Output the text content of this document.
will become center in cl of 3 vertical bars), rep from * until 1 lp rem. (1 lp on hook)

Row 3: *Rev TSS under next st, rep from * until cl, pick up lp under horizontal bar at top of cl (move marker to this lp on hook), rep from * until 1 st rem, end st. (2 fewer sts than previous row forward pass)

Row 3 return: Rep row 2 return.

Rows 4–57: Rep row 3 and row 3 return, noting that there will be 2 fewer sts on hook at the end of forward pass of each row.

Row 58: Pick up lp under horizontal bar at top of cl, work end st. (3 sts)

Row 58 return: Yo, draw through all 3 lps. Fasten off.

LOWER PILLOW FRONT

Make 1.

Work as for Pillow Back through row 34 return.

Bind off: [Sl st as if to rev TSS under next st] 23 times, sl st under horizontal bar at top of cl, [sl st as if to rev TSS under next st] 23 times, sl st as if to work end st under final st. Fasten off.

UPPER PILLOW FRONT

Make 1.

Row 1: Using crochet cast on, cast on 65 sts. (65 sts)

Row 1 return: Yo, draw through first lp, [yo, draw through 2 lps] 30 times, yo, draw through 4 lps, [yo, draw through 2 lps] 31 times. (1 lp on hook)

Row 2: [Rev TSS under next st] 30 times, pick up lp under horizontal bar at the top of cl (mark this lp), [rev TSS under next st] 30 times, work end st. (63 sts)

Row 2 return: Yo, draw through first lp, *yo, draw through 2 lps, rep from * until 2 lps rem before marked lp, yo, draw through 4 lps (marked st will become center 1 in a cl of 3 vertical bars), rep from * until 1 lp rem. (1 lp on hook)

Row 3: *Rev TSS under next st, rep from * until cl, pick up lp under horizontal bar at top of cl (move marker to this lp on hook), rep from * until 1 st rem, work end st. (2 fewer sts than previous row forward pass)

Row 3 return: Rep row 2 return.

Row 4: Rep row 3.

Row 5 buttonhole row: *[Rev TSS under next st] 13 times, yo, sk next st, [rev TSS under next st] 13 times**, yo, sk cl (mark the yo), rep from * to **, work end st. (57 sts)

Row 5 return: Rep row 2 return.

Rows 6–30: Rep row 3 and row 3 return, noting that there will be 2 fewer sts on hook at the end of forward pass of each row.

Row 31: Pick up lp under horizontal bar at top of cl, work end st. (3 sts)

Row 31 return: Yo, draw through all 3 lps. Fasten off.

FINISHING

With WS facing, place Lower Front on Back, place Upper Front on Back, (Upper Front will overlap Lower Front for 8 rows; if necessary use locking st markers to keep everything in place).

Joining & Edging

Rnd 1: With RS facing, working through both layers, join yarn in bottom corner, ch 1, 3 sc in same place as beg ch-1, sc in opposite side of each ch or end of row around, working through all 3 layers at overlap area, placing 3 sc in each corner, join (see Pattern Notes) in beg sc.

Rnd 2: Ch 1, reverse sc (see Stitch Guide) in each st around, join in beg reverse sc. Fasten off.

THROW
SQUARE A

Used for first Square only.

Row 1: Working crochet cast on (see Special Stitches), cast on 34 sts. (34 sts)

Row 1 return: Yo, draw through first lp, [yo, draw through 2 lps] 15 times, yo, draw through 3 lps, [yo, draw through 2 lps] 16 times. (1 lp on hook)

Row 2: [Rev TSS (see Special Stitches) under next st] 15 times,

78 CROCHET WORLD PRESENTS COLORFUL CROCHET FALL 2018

########

_What is needed_:
Filter the listing above by the word "than"; copy each line that passes.

_Correct response_:
Row 3: *Rev TSS under next st, rep from * until cl, pick up lp under horizontal bar at top of cl (move marker to this lp on hook), rep from * until 1 st rem, end st. (2 fewer sts than previous row forward pass)
Row 3: *Rev TSS under next st, rep from * until cl, pick up lp under horizontal bar at top of cl (move marker to this lp on hook), rep from * until 1 st rem, work end st. (2 fewer sts than previous row forward pass)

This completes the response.